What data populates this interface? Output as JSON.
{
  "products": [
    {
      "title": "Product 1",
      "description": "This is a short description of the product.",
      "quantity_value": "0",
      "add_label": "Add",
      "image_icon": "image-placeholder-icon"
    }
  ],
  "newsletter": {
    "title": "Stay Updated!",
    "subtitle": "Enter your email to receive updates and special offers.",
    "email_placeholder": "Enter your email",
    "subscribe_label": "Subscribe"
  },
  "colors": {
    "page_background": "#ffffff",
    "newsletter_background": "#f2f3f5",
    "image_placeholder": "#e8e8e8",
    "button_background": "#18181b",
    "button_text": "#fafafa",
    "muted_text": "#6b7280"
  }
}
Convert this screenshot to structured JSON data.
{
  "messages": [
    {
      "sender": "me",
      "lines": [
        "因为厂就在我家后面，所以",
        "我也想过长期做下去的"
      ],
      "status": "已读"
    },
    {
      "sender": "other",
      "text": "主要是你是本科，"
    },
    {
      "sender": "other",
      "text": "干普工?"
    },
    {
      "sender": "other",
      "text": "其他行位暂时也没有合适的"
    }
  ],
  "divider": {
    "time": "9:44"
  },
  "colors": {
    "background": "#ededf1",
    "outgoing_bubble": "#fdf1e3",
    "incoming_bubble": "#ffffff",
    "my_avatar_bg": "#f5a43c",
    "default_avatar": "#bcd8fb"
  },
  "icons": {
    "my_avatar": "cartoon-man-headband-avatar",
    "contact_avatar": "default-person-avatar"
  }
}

● ● ● ● ●

PROBLEM DETAILS →
Write out the material from the first line to the last, exactly.

FULL SOLUTION →
What data populates this interface? Output as JSON.
{
  "products": [
    {
      "title": "Product 1",
      "description": "This is a short description of the product.",
      "quantity_value": "0",
      "add_label": "Add",
      "image_icon": "image-placeholder-icon"
    }
  ],
  "newsletter": {
    "title": "Stay Updated!",
    "subtitle": "Enter your email to receive updates and special offers.",
    "email_placeholder": "Enter your email",
    "subscribe_label": "Subscribe"
  },
  "colors": {
    "page_background": "#ffffff",
    "newsletter_background": "#f2f3f5",
    "image_placeholder": "#e8e8e8",
    "button_background": "#18181b",
    "button_text": "#fafafa",
    "muted_text": "#6b7280"
  }
}
Convert this screenshot to structured JSON data.
{
  "messages": [
    {
      "sender": "me",
      "lines": [
        "因为厂就在我家后面，所以",
        "我也想过长期做下去的"
      ],
      "status": "已读"
    },
    {
      "sender": "other",
      "text": "主要是你是本科，"
    },
    {
      "sender": "other",
      "text": "干普工?"
    },
    {
      "sender": "other",
      "text": "其他行位暂时也没有合适的"
    }
  ],
  "divider": {
    "time": "9:44"
  },
  "colors": {
    "background": "#ededf1",
    "outgoing_bubble": "#fdf1e3",
    "incoming_bubble": "#ffffff",
    "my_avatar_bg": "#f5a43c",
    "default_avatar": "#bcd8fb"
  },
  "icons": {
    "my_avatar": "cartoon-man-headband-avatar",
    "contact_avatar": "default-person-avatar"
  }
}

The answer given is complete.